(Dataset entries)
◆ ◆ ◆ ◆ ◆ ◆ ◆

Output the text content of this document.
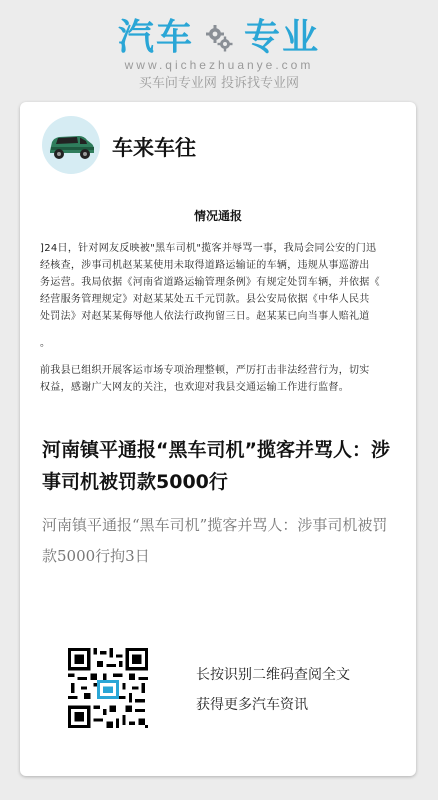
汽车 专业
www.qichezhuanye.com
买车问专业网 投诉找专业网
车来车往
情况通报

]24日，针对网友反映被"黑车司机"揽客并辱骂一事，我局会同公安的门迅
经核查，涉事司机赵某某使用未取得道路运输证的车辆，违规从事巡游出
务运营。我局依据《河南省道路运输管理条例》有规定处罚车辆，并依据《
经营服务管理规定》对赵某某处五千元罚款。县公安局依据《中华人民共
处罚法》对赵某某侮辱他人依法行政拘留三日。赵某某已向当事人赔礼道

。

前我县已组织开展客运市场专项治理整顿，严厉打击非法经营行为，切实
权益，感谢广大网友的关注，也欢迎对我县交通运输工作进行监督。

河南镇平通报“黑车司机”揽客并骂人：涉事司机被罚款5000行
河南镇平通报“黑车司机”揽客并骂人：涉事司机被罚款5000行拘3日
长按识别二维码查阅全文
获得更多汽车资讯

◆ ◆ ◆ ◆ ◆ ◆ ◆

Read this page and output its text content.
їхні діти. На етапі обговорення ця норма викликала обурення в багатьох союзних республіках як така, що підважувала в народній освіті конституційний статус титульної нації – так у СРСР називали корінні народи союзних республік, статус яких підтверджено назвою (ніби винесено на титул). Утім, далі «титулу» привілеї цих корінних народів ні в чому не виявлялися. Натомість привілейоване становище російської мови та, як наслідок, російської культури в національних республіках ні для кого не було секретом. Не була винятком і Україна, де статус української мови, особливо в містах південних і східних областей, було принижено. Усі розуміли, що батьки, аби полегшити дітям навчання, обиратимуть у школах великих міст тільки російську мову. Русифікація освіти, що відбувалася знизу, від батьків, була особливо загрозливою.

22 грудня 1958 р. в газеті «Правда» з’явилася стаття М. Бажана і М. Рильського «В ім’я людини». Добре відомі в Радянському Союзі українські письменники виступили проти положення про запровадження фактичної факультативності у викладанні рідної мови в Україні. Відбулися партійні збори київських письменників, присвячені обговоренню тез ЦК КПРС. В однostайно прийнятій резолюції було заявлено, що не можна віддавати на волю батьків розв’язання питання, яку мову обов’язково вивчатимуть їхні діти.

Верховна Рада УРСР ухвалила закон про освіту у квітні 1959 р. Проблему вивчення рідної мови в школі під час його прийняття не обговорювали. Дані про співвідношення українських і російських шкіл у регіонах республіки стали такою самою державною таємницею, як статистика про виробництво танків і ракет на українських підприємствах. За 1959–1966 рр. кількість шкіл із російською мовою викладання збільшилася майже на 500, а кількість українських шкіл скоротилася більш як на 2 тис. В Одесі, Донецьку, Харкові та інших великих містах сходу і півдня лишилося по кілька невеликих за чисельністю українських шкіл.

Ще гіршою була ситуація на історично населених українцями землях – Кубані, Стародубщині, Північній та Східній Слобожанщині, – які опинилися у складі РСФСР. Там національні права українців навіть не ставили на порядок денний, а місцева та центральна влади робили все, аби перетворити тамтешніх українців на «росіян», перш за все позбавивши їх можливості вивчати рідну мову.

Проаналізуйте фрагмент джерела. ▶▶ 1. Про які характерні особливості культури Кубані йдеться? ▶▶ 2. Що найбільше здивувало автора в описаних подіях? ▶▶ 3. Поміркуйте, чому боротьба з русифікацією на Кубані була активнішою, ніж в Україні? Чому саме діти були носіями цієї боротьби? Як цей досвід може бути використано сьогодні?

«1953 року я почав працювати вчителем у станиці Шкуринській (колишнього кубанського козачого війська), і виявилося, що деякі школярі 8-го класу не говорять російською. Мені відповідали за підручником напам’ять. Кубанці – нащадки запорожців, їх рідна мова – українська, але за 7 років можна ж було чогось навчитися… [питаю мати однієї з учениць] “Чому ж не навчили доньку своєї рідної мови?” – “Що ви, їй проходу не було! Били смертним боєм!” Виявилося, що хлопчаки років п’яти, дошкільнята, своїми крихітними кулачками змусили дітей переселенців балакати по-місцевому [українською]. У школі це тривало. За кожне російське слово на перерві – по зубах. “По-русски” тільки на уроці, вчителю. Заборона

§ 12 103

◆ ◆ ◆ ◆ ◆ ◆ ◆

Aim of the task
Extract each line holding the word "黑车司机" from the records.

Solved problem
]24日，针对网友反映被"黑车司机"揽客并辱骂一事，我局会同公安的门迅
河南镇平通报“黑车司机”揽客并骂人：涉事司机被罚款5000行
河南镇平通报“黑车司机”揽客并骂人：涉事司机被罚款5000行拘3日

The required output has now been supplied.